**Problem**
Exact reproduction is required for all entries.

**Dataset excerpts**
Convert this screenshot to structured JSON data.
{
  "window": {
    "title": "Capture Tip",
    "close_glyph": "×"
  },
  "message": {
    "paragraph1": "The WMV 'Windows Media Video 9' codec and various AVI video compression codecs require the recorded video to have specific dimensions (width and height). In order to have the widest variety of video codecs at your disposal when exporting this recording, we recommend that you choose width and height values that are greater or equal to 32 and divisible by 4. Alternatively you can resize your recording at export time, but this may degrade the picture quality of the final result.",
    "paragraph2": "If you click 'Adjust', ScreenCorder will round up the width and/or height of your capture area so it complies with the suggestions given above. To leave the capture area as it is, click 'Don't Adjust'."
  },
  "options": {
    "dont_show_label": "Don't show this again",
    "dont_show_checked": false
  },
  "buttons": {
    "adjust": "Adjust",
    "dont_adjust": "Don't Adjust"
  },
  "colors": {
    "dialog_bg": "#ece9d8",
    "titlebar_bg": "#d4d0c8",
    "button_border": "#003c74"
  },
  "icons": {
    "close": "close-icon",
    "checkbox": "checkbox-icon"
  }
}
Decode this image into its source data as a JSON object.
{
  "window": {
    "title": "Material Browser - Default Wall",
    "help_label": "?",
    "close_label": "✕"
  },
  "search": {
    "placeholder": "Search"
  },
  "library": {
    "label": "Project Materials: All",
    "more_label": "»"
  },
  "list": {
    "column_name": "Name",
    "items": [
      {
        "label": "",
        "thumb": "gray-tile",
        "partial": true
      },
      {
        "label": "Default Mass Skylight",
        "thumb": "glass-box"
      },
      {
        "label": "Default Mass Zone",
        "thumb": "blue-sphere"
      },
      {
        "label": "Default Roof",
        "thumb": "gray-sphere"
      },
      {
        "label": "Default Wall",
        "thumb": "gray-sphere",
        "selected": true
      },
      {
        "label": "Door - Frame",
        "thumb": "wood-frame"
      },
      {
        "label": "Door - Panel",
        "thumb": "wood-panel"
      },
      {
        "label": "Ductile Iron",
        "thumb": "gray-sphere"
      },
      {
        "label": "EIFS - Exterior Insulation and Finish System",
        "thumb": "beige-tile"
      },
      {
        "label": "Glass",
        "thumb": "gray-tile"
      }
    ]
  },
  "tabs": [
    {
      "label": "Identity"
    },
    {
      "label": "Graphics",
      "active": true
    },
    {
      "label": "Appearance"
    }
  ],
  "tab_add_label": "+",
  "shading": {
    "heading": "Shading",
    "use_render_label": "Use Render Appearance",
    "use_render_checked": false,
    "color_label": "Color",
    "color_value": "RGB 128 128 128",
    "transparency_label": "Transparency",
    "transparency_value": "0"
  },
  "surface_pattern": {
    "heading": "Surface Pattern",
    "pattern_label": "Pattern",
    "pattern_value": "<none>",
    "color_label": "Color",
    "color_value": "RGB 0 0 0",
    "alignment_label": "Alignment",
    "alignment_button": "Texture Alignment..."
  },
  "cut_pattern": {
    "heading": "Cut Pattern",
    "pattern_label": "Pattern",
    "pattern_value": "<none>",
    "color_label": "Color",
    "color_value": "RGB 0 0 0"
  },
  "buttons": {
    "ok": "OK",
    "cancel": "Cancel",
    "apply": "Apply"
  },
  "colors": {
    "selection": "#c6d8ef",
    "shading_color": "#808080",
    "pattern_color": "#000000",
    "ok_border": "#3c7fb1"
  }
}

**Completed task**
Convert this screenshot to structured JSON data.
{
  "window": {
    "title": "Capture Tip",
    "close_glyph": "×"
  },
  "message": {
    "paragraph1": "The WMV 'Windows Media Video 9' codec and various AVI video compression codecs require the recorded video to have specific dimensions (width and height). In order to have the widest variety of video codecs at your disposal when exporting this recording, we recommend that you choose width and height values that are greater or equal to 32 and divisible by 4. Alternatively you can resize your recording at export time, but this may degrade the picture quality of the final result.",
    "paragraph2": "If you click 'Adjust', ScreenCorder will round up the width and/or height of your capture area so it complies with the suggestions given above. To leave the capture area as it is, click 'Don't Adjust'."
  },
  "options": {
    "dont_show_label": "Don't show this again",
    "dont_show_checked": false
  },
  "buttons": {
    "adjust": "Adjust",
    "dont_adjust": "Don't Adjust"
  },
  "colors": {
    "dialog_bg": "#ece9d8",
    "titlebar_bg": "#d4d0c8",
    "button_border": "#003c74"
  },
  "icons": {
    "close": "close-icon",
    "checkbox": "checkbox-icon"
  }
}
Decode this image into its source data as a JSON object.
{
  "window": {
    "title": "Material Browser - Default Wall",
    "help_label": "?",
    "close_label": "✕"
  },
  "search": {
    "placeholder": "Search"
  },
  "library": {
    "label": "Project Materials: All",
    "more_label": "»"
  },
  "list": {
    "column_name": "Name",
    "items": [
      {
        "label": "",
        "thumb": "gray-tile",
        "partial": true
      },
      {
        "label": "Default Mass Skylight",
        "thumb": "glass-box"
      },
      {
        "label": "Default Mass Zone",
        "thumb": "blue-sphere"
      },
      {
        "label": "Default Roof",
        "thumb": "gray-sphere"
      },
      {
        "label": "Default Wall",
        "thumb": "gray-sphere",
        "selected": true
      },
      {
        "label": "Door - Frame",
        "thumb": "wood-frame"
      },
      {
        "label": "Door - Panel",
        "thumb": "wood-panel"
      },
      {
        "label": "Ductile Iron",
        "thumb": "gray-sphere"
      },
      {
        "label": "EIFS - Exterior Insulation and Finish System",
        "thumb": "beige-tile"
      },
      {
        "label": "Glass",
        "thumb": "gray-tile"
      }
    ]
  },
  "tabs": [
    {
      "label": "Identity"
    },
    {
      "label": "Graphics",
      "active": true
    },
    {
      "label": "Appearance"
    }
  ],
  "tab_add_label": "+",
  "shading": {
    "heading": "Shading",
    "use_render_label": "Use Render Appearance",
    "use_render_checked": false,
    "color_label": "Color",
    "color_value": "RGB 128 128 128",
    "transparency_label": "Transparency",
    "transparency_value": "0"
  },
  "surface_pattern": {
    "heading": "Surface Pattern",
    "pattern_label": "Pattern",
    "pattern_value": "<none>",
    "color_label": "Color",
    "color_value": "RGB 0 0 0",
    "alignment_label": "Alignment",
    "alignment_button": "Texture Alignment..."
  },
  "cut_pattern": {
    "heading": "Cut Pattern",
    "pattern_label": "Pattern",
    "pattern_value": "<none>",
    "color_label": "Color",
    "color_value": "RGB 0 0 0"
  },
  "buttons": {
    "ok": "OK",
    "cancel": "Cancel",
    "apply": "Apply"
  },
  "colors": {
    "selection": "#c6d8ef",
    "shading_color": "#808080",
    "pattern_color": "#000000",
    "ok_border": "#3c7fb1"
  }
}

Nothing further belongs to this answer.